Each line of the data that includes the string "диспансеризацию" is to be copied out.

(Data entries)

# # # # #

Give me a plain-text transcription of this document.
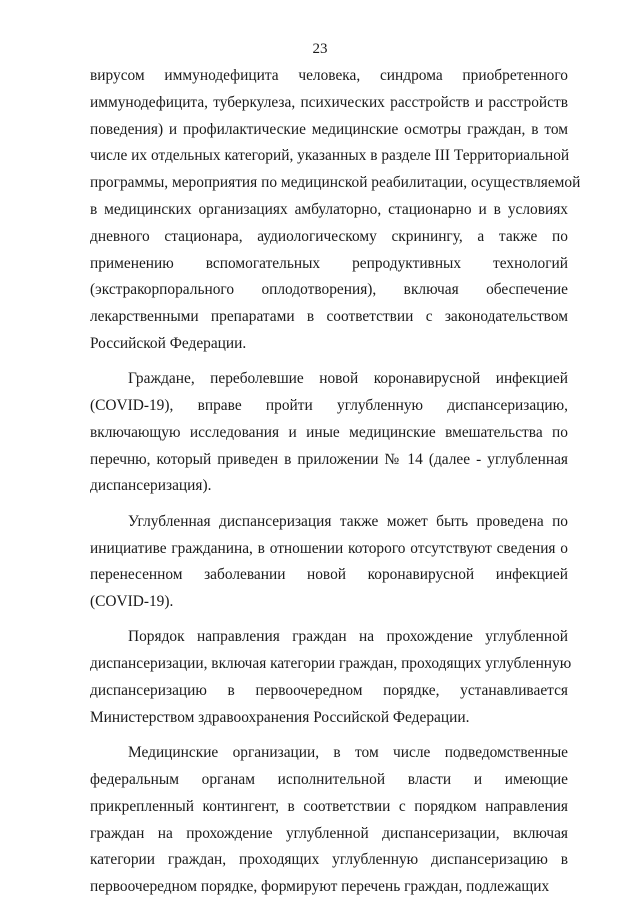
23
вирусом иммунодефицита человека, синдрома приобретенного
иммунодефицита, туберкулеза, психических расстройств и расстройств
поведения) и профилактические медицинские осмотры граждан, в том
числе их отдельных категорий, указанных в разделе III Территориальной
программы, мероприятия по медицинской реабилитации, осуществляемой
в медицинских организациях амбулаторно, стационарно и в условиях
дневного стационара, аудиологическому скринингу, а также по
применению вспомогательных репродуктивных технологий
(экстракорпорального оплодотворения), включая обеспечение
лекарственными препаратами в соответствии с законодательством
Российской Федерации.
Граждане, переболевшие новой коронавирусной инфекцией
(COVID-19), вправе пройти углубленную диспансеризацию,
включающую исследования и иные медицинские вмешательства по
перечню, который приведен в приложении № 14 (далее - углубленная
диспансеризация).
Углубленная диспансеризация также может быть проведена по
инициативе гражданина, в отношении которого отсутствуют сведения о
перенесенном заболевании новой коронавирусной инфекцией
(COVID-19).
Порядок направления граждан на прохождение углубленной
диспансеризации, включая категории граждан, проходящих углубленную
диспансеризацию в первоочередном порядке, устанавливается
Министерством здравоохранения Российской Федерации.
Медицинские организации, в том числе подведомственные
федеральным органам исполнительной власти и имеющие
прикрепленный контингент, в соответствии с порядком направления
граждан на прохождение углубленной диспансеризации, включая
категории граждан, проходящих углубленную диспансеризацию в
первоочередном порядке, формируют перечень граждан, подлежащих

# # # # #

Output:
(COVID-19), вправе пройти углубленную диспансеризацию,
диспансеризацию в первоочередном порядке, устанавливается
категории граждан, проходящих углубленную диспансеризацию в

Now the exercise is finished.